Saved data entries
»»

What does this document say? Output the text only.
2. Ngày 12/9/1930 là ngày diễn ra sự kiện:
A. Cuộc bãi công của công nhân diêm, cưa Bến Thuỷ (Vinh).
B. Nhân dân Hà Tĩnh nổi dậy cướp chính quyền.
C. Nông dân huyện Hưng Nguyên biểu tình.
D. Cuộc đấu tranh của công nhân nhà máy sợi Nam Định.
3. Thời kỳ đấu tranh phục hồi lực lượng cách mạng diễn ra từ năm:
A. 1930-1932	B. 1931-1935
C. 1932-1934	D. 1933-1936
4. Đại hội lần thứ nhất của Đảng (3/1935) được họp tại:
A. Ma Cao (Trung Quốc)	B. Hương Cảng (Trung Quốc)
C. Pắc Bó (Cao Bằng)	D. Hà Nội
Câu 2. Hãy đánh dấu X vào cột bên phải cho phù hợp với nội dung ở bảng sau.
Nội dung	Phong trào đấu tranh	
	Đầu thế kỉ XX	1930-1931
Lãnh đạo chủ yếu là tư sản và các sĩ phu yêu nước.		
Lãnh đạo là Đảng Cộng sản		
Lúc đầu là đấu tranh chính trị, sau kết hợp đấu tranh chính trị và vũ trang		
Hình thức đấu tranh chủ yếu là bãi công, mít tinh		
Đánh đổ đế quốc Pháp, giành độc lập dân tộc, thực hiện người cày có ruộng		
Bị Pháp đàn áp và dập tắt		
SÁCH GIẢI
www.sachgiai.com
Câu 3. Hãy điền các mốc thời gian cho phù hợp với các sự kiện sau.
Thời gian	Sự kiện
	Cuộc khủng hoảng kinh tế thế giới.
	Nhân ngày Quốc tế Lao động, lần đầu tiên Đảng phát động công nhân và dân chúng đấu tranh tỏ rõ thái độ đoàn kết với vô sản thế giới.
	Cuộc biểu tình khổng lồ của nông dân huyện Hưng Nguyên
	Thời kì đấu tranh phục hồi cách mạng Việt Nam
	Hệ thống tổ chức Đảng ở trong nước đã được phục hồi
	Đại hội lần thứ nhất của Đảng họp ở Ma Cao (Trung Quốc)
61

««

→ TASK DESCRIPTION: Tell how many lines of the data include the word "tình", and nothing else.

→ OUTPUT FOR THIS EXERCISE: 2